## Work instructions
Give every line from the entries that contains "amplitude".

====== Given data

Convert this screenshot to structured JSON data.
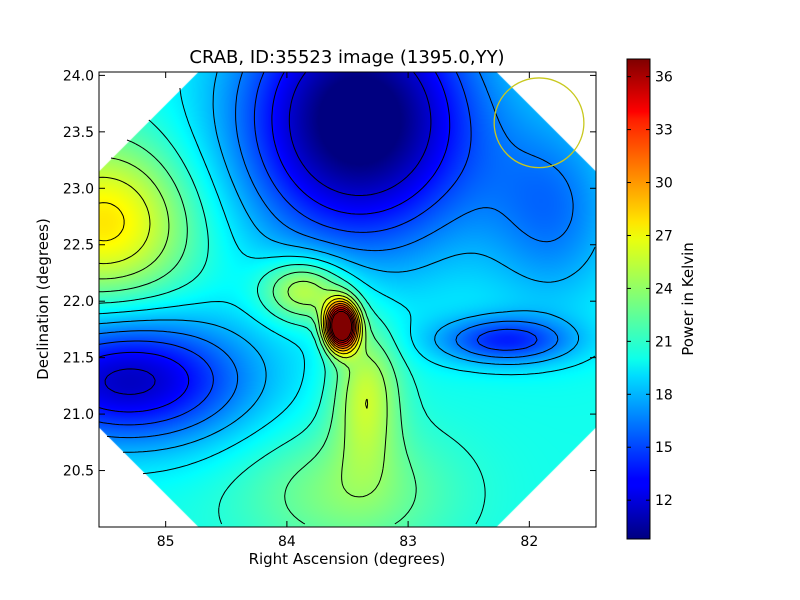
{
  "chart_data": {
    "type": "heatmap",
    "title": "CRAB, ID:35523 image (1395.0,YY)",
    "xlabel": "Right Ascension (degrees)",
    "ylabel": "Declination (degrees)",
    "xlim": [
      85.55,
      81.45
    ],
    "ylim": [
      20.0,
      24.03
    ],
    "x_ticks": [
      85,
      84,
      83,
      82
    ],
    "x_tick_labels": [
      "85",
      "84",
      "83",
      "82"
    ],
    "y_ticks": [
      20.5,
      21.0,
      21.5,
      22.0,
      22.5,
      23.0,
      23.5,
      24.0
    ],
    "y_tick_labels": [
      "20.5",
      "21.0",
      "21.5",
      "22.0",
      "22.5",
      "23.0",
      "23.5",
      "24.0"
    ],
    "colorbar": {
      "label": "Power in Kelvin",
      "range": [
        9.8,
        37
      ],
      "ticks": [
        12,
        15,
        18,
        21,
        24,
        27,
        30,
        33,
        36
      ],
      "tick_labels": [
        "12",
        "15",
        "18",
        "21",
        "24",
        "27",
        "30",
        "33",
        "36"
      ],
      "colormap": "jet"
    },
    "sources": [
      {
        "ra": 83.55,
        "dec": 21.78,
        "amplitude": 22.0,
        "sigma_ra": 0.09,
        "sigma_dec": 0.14
      },
      {
        "ra": 83.85,
        "dec": 22.1,
        "amplitude": 6.0,
        "sigma_ra": 0.25,
        "sigma_dec": 0.2
      },
      {
        "ra": 83.35,
        "dec": 21.2,
        "amplitude": 5.0,
        "sigma_ra": 0.2,
        "sigma_dec": 0.45
      },
      {
        "ra": 85.5,
        "dec": 22.7,
        "amplitude": 7.0,
        "sigma_ra": 0.5,
        "sigma_dec": 0.5
      },
      {
        "ra": 83.4,
        "dec": 23.6,
        "amplitude": -12.0,
        "sigma_ra": 0.7,
        "sigma_dec": 0.8
      },
      {
        "ra": 85.3,
        "dec": 21.3,
        "amplitude": -9.0,
        "sigma_ra": 0.7,
        "sigma_dec": 0.4
      },
      {
        "ra": 82.2,
        "dec": 21.65,
        "amplitude": -6.0,
        "sigma_ra": 0.4,
        "sigma_dec": 0.15
      },
      {
        "ra": 81.8,
        "dec": 22.8,
        "amplitude": -4.0,
        "sigma_ra": 0.4,
        "sigma_dec": 0.6
      },
      {
        "ra": 83.5,
        "dec": 20.3,
        "amplitude": 3.0,
        "sigma_ra": 0.6,
        "sigma_dec": 0.4
      }
    ],
    "base_level": 20.5,
    "contour_levels": [
      12,
      13.5,
      15,
      16.5,
      18,
      19.5,
      21,
      22.5,
      24,
      25.5,
      27,
      28.5,
      30,
      31.5,
      33,
      34.5,
      36
    ],
    "beam_marker": {
      "ra": 81.92,
      "dec": 23.58,
      "radius_deg": 0.37,
      "color": "#c8c81e"
    },
    "footprint": "octagon"
  }
}
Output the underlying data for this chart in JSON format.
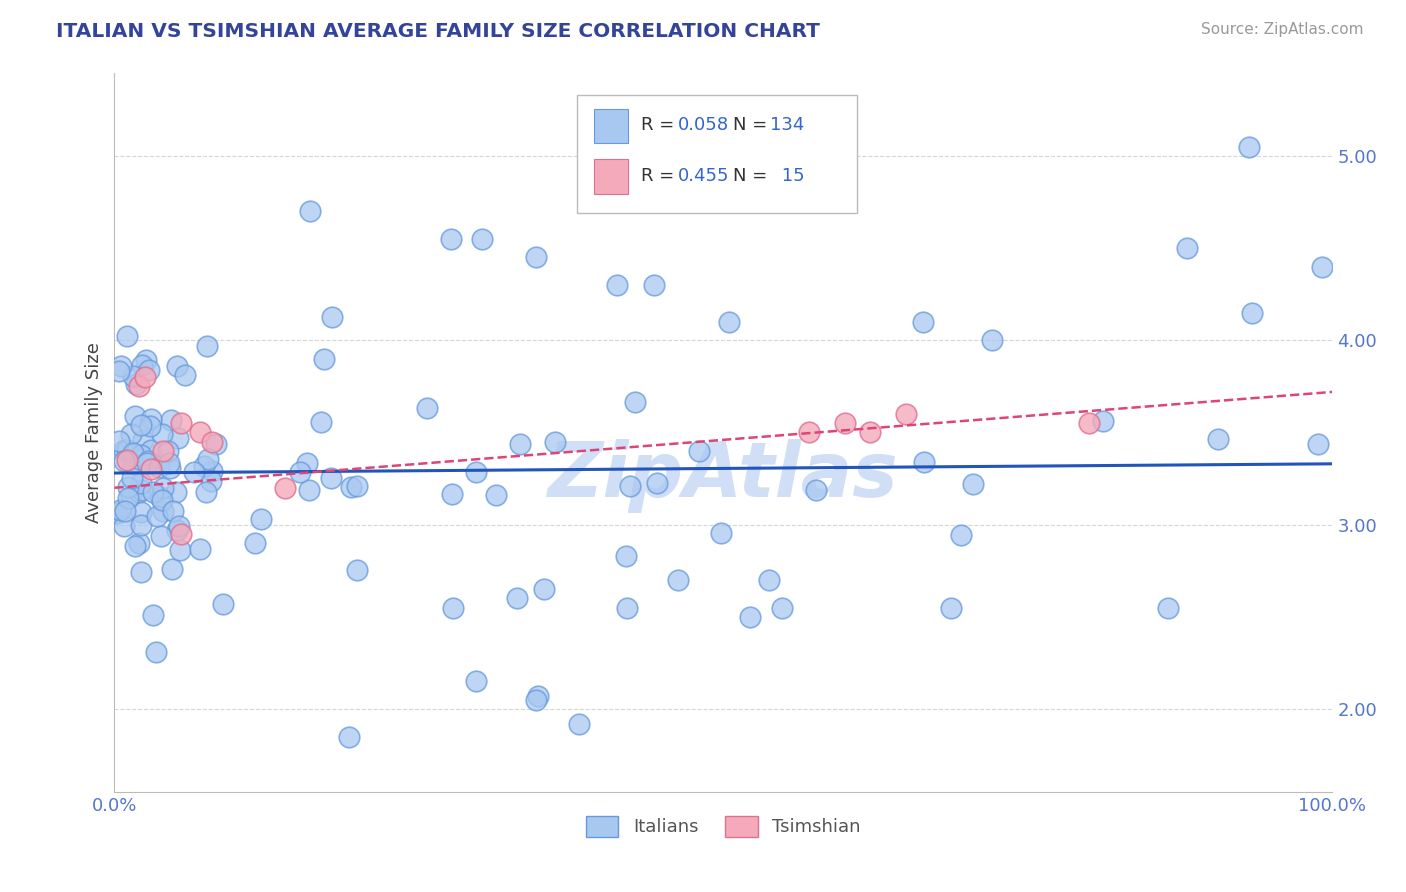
{
  "title": "ITALIAN VS TSIMSHIAN AVERAGE FAMILY SIZE CORRELATION CHART",
  "source_text": "Source: ZipAtlas.com",
  "ylabel": "Average Family Size",
  "xlim": [
    0.0,
    1.0
  ],
  "ylim": [
    1.55,
    5.45
  ],
  "yticks": [
    2.0,
    3.0,
    4.0,
    5.0
  ],
  "xticklabels": [
    "0.0%",
    "100.0%"
  ],
  "yticklabels": [
    "2.00",
    "3.00",
    "4.00",
    "5.00"
  ],
  "italian_color": "#a8c8f0",
  "italian_edge_color": "#6699dd",
  "tsimshian_color": "#f4aabb",
  "tsimshian_edge_color": "#e07090",
  "italian_line_color": "#2255bb",
  "tsimshian_line_color": "#dd4477",
  "grid_color": "#cccccc",
  "title_color": "#334499",
  "axis_color": "#5577cc",
  "legend_R_N_color": "#3366cc",
  "background_color": "#ffffff",
  "watermark_color": "#d0dff5",
  "italian_R": 0.058,
  "italian_N": 134,
  "tsimshian_R": 0.455,
  "tsimshian_N": 15,
  "it_intercept": 3.28,
  "it_slope": 0.05,
  "ts_intercept": 3.2,
  "ts_slope": 0.52
}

============

## Expected answer
        "amplitude": 22.0,
        "amplitude": 6.0,
        "amplitude": 5.0,
        "amplitude": 7.0,
        "amplitude": -12.0,
        "amplitude": -9.0,
        "amplitude": -6.0,
        "amplitude": -4.0,
        "amplitude": 3.0,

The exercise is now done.